- _Listed records_
--- --- ---

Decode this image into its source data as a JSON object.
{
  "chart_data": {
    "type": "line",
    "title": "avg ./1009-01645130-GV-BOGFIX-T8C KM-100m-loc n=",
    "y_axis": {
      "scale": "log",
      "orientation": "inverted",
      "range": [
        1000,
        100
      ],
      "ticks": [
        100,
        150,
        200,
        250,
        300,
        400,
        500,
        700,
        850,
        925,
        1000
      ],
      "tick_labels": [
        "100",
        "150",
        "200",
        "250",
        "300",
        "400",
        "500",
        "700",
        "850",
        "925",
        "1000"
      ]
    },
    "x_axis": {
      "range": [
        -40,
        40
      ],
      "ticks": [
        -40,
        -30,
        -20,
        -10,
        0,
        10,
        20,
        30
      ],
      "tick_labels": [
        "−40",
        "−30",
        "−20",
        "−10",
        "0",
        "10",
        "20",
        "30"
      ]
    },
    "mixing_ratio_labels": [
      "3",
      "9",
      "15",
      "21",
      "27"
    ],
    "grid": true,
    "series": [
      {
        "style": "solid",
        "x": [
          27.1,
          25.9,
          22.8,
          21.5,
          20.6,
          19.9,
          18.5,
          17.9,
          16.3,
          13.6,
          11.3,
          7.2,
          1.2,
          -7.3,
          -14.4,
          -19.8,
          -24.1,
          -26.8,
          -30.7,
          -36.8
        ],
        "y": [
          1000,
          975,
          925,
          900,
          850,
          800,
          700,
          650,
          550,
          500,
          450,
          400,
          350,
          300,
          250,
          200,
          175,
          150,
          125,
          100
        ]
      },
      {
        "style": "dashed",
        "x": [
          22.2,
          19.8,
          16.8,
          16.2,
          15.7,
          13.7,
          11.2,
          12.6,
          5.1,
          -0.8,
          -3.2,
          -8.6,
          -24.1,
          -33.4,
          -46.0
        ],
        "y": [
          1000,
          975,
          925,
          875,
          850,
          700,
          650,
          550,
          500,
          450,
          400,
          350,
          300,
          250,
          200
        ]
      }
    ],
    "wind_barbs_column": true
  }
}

--- --- ---

- _Problem statement_
Print the entries exactly. Include every one.

- _Task response_
Decode this image into its source data as a JSON object.
{
  "chart_data": {
    "type": "line",
    "title": "avg ./1009-01645130-GV-BOGFIX-T8C KM-100m-loc n=",
    "y_axis": {
      "scale": "log",
      "orientation": "inverted",
      "range": [
        1000,
        100
      ],
      "ticks": [
        100,
        150,
        200,
        250,
        300,
        400,
        500,
        700,
        850,
        925,
        1000
      ],
      "tick_labels": [
        "100",
        "150",
        "200",
        "250",
        "300",
        "400",
        "500",
        "700",
        "850",
        "925",
        "1000"
      ]
    },
    "x_axis": {
      "range": [
        -40,
        40
      ],
      "ticks": [
        -40,
        -30,
        -20,
        -10,
        0,
        10,
        20,
        30
      ],
      "tick_labels": [
        "−40",
        "−30",
        "−20",
        "−10",
        "0",
        "10",
        "20",
        "30"
      ]
    },
    "mixing_ratio_labels": [
      "3",
      "9",
      "15",
      "21",
      "27"
    ],
    "grid": true,
    "series": [
      {
        "style": "solid",
        "x": [
          27.1,
          25.9,
          22.8,
          21.5,
          20.6,
          19.9,
          18.5,
          17.9,
          16.3,
          13.6,
          11.3,
          7.2,
          1.2,
          -7.3,
          -14.4,
          -19.8,
          -24.1,
          -26.8,
          -30.7,
          -36.8
        ],
        "y": [
          1000,
          975,
          925,
          900,
          850,
          800,
          700,
          650,
          550,
          500,
          450,
          400,
          350,
          300,
          250,
          200,
          175,
          150,
          125,
          100
        ]
      },
      {
        "style": "dashed",
        "x": [
          22.2,
          19.8,
          16.8,
          16.2,
          15.7,
          13.7,
          11.2,
          12.6,
          5.1,
          -0.8,
          -3.2,
          -8.6,
          -24.1,
          -33.4,
          -46.0
        ],
        "y": [
          1000,
          975,
          925,
          875,
          850,
          700,
          650,
          550,
          500,
          450,
          400,
          350,
          300,
          250,
          200
        ]
      }
    ],
    "wind_barbs_column": true
  }
}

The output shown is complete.